** START Text block **

(Reuters) – The U.S. Supreme Court’s ruling that federal judges have no power to police partisan gerrymandering – the practice of manipulating electoral district boundaries for political gain – likely will embolden politicians to pursue more extreme efforts free from the fear of judicial interference, experts said.
FILE PHOTO: A girls colors an electoral map of the United States in either red or blue in Raleigh, North Carolina, U.S. November 8, 2016. REUTERS/Jonathan Drake/File Photo
“We’ll see more states doing more bad stuff,” said University of California at Irvine election law expert Rick Hasen.
The court’s 5-4 decision on Thursday, powered by its conservative majority in a ruling authored by Chief Justice John Roberts, to close federal courthouse doors to partisan gerrymandering legal challenges shifts the focus of countering electoral map bias to the states.
Election reformers now face a limited menu of options, all of which face potential obstacles: voter ballot initiatives, lawsuits filed in state courts and congressional legislation.
“The hope from the reform groups was that you would just be able to wave a wand over the entire country and fix all the gerrymanders,” said Michael McDonald, a University of Florida expert on U.S. elections. “Roberts said the battle that was in the states will stay in the states.”
The geographical boundaries of U.S. House of Representatives and state legislative districts across the country are redrawn to reflect population changes measured by the census conducted by the federal government each decade. The next census is in 2020. In most states, redistricting is done by the party in power.
Gerrymandering is carried out by configuring districts in a way that packs as many like-minded voters as possible into a small number of districts and distributing the rest in other districts too thinly to form a majority.
President Donald Trump’s fellow Republicans have been the primary beneficiaries of gerrymandering since the last round of redistricting following the 2010 census, though Democrats have engaged in the practice as well. Hasen said he expects more Democratic-led legislatures to engage in the practice in light of the ruling.
“I think there will be a lot of pressure on Democrats who may have held back to do so, because this has national implications,” Hasen said.
The court ruled in cases from North Carolina and Maryland. In addition to ensuring that voters from those states will cast ballots in the 2020 election under the same electoral maps that were challenged, Thursday’s ruling also hurts plaintiffs in Ohio, Michigan and Wisconsin who have sued in federal courts, saying their voting power had been curtailed by gerrymandering.
In the longer run, countering gerrymandering will fall back to state legislatures, courts and voters themselves. Outside groups are drawing battle lines.
“We’ll continue to fight against map manipulation using every tool that is at our disposal,” said former U.S. Attorney General Eric Holder, whose National Democratic Redistricting Committee is backed by former President Barack Obama, a Democrat, and former California Governor Arnold Schwarzenegger, a Republican. “But even without no federal guardrail on gerrymandering, this fight is far from over.”

** END Text block **

** What you should do **
Please decide whether each statement agrees with the gerrymandering article above, answering yes or no and quoting the article's deciding words. 1. The Supreme Court ruling was decided 5-4. 2. The next census is in 2030. 3. Democrats have been the primary beneficiaries of gerrymandering since the redistricting after the 2010 census.

** START Recorded information **

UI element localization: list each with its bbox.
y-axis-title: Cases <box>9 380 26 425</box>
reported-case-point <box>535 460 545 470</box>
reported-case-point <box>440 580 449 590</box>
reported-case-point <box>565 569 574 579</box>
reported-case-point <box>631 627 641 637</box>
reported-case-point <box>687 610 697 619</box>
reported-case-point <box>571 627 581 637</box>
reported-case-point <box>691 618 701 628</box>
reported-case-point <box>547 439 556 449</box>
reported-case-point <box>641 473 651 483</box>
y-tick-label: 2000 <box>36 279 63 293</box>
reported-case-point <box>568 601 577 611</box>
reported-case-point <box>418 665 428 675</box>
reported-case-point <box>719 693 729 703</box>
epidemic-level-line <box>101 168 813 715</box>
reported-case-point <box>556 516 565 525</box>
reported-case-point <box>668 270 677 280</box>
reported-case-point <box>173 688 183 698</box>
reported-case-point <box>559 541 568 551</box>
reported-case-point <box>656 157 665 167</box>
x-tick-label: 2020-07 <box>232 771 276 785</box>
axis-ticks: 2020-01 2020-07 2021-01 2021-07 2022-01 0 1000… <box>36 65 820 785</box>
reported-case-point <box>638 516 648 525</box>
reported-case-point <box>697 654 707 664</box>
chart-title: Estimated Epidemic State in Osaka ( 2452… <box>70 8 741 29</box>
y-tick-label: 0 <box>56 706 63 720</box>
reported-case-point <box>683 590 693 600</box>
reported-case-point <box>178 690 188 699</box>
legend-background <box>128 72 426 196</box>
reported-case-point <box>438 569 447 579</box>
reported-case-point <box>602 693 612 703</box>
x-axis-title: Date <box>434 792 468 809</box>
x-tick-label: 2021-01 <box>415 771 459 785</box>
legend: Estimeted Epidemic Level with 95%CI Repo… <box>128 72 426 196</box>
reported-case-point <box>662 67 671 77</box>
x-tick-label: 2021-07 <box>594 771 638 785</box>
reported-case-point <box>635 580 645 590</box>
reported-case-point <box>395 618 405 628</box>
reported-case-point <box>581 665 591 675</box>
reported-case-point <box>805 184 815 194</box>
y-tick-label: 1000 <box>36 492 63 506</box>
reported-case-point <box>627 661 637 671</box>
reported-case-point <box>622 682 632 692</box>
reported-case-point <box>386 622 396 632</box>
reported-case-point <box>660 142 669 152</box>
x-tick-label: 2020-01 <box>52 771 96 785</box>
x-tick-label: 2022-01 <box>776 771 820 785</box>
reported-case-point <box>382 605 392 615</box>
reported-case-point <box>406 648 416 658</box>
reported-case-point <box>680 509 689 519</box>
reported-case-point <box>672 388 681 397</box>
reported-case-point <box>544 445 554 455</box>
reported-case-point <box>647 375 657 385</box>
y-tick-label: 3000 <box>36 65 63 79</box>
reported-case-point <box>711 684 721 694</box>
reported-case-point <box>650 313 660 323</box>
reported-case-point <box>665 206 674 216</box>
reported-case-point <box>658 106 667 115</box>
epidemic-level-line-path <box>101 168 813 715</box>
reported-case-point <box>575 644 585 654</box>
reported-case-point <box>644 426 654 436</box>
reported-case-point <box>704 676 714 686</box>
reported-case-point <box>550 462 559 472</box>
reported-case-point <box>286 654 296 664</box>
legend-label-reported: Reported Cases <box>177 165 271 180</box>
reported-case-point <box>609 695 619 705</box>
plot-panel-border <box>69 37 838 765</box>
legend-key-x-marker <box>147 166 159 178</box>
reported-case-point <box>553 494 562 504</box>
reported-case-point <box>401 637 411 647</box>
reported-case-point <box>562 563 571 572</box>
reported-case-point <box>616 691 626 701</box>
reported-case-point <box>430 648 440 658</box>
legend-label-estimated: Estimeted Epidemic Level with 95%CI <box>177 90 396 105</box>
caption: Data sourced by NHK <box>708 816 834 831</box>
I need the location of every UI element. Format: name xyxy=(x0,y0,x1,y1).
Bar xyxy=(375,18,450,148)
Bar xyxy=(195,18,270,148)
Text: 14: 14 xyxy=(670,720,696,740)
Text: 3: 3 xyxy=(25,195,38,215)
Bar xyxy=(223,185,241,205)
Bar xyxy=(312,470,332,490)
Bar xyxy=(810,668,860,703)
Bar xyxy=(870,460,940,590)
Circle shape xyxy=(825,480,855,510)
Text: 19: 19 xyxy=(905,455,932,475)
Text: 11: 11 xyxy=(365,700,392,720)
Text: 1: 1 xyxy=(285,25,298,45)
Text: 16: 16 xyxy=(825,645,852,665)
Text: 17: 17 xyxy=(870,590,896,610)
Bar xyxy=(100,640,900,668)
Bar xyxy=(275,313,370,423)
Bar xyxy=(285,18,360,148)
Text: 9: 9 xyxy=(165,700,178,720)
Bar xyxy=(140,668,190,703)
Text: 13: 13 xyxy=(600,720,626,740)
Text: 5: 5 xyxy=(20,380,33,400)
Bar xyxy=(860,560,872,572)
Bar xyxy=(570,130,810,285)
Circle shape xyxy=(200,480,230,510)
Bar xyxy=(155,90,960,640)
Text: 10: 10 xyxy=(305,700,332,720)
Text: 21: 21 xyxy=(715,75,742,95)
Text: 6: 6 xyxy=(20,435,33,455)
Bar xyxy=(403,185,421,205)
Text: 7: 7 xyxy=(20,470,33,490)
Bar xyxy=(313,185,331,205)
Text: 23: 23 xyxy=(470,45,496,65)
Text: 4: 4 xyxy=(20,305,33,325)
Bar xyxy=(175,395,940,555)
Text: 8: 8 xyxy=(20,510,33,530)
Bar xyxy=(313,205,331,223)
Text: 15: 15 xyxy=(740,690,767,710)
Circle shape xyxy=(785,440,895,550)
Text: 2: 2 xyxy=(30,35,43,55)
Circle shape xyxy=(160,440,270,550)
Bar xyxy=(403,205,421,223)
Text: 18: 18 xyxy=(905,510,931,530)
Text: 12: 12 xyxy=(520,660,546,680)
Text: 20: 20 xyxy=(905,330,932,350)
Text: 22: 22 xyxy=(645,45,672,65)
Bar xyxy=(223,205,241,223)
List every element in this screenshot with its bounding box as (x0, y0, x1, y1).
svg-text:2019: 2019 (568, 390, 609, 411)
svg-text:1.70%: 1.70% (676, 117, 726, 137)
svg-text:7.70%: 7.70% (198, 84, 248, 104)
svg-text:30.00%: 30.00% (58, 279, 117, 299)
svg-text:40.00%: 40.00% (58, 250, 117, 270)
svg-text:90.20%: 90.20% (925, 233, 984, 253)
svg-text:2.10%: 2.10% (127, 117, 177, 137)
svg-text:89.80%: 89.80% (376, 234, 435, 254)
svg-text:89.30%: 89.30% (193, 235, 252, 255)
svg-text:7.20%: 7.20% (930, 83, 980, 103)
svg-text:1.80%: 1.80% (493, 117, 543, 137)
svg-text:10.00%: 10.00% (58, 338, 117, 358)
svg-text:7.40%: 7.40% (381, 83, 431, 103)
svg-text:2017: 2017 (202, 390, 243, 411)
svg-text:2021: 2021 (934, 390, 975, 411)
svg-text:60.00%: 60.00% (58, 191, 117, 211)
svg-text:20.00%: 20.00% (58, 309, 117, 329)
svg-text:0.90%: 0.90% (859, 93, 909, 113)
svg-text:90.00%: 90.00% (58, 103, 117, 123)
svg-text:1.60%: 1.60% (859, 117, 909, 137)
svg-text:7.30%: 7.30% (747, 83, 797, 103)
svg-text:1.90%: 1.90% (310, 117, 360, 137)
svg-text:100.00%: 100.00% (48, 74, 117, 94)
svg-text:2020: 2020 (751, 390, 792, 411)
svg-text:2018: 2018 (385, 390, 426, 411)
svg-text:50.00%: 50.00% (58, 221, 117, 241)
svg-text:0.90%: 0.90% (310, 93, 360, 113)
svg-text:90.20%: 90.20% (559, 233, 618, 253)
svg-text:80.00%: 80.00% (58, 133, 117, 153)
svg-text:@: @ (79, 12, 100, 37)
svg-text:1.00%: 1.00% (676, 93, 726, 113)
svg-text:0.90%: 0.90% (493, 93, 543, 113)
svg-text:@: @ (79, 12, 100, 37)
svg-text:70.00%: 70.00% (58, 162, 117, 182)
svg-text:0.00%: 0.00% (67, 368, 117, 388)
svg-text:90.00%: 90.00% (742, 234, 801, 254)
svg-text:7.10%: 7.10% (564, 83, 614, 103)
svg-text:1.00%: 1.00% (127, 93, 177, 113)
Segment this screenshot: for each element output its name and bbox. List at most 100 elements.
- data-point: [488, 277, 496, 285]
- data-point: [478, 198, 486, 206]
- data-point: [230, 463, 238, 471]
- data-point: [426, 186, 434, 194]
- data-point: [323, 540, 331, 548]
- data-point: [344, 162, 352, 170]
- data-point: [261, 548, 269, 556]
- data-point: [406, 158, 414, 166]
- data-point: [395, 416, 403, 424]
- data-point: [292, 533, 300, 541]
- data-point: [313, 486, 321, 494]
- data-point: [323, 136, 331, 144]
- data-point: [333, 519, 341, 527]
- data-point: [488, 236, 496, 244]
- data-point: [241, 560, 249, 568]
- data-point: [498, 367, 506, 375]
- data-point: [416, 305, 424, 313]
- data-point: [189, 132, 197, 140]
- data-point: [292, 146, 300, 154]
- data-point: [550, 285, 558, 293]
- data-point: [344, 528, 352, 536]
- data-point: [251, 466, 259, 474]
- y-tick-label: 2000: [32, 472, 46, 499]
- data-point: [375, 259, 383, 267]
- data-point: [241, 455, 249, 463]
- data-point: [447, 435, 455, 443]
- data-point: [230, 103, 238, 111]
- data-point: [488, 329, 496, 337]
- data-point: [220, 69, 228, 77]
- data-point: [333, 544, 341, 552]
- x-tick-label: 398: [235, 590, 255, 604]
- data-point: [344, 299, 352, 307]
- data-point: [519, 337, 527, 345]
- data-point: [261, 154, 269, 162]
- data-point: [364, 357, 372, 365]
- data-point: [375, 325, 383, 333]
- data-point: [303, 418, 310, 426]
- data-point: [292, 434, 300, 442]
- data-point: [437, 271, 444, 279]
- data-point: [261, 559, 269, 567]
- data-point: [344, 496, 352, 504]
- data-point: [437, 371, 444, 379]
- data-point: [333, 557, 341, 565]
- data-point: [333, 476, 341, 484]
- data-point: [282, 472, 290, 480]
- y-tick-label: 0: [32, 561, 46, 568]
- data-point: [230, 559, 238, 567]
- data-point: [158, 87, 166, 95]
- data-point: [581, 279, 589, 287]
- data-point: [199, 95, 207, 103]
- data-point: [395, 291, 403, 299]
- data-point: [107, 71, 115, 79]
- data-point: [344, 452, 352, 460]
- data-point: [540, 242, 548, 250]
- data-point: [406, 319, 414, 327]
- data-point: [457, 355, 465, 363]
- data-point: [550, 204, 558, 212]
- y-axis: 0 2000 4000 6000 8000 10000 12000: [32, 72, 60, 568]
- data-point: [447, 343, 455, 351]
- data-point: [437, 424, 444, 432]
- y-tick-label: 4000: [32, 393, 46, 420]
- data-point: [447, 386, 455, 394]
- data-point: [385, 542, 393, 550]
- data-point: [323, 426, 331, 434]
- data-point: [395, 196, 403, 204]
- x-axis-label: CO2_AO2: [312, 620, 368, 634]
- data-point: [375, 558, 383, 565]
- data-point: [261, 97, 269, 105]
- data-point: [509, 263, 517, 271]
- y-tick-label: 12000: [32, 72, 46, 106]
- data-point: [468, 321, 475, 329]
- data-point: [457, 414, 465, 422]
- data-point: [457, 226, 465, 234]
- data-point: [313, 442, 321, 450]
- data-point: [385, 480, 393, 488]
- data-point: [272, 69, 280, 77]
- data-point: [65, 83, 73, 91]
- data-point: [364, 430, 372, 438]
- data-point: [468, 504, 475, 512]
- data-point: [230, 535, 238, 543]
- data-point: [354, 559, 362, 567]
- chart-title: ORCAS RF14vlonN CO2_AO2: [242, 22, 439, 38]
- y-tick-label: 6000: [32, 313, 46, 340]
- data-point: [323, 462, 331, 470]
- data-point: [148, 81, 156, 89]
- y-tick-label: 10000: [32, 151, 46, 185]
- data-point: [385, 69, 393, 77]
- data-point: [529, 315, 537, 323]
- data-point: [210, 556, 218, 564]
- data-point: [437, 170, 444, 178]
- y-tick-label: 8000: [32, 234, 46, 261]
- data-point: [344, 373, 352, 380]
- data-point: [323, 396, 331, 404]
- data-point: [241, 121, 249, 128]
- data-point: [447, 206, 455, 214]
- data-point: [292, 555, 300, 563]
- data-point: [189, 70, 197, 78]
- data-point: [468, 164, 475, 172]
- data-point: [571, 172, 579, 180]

** END Recorded information **

** Solution for this exercise **
1. Yes: "The court’s 5-4 decision on Thursday"
2. No: "The next census is in 2020."
3. No: "President Donald Trump’s fellow Republicans have been the primary beneficiaries of gerrymandering since the last round of redistricting following the 2010 census"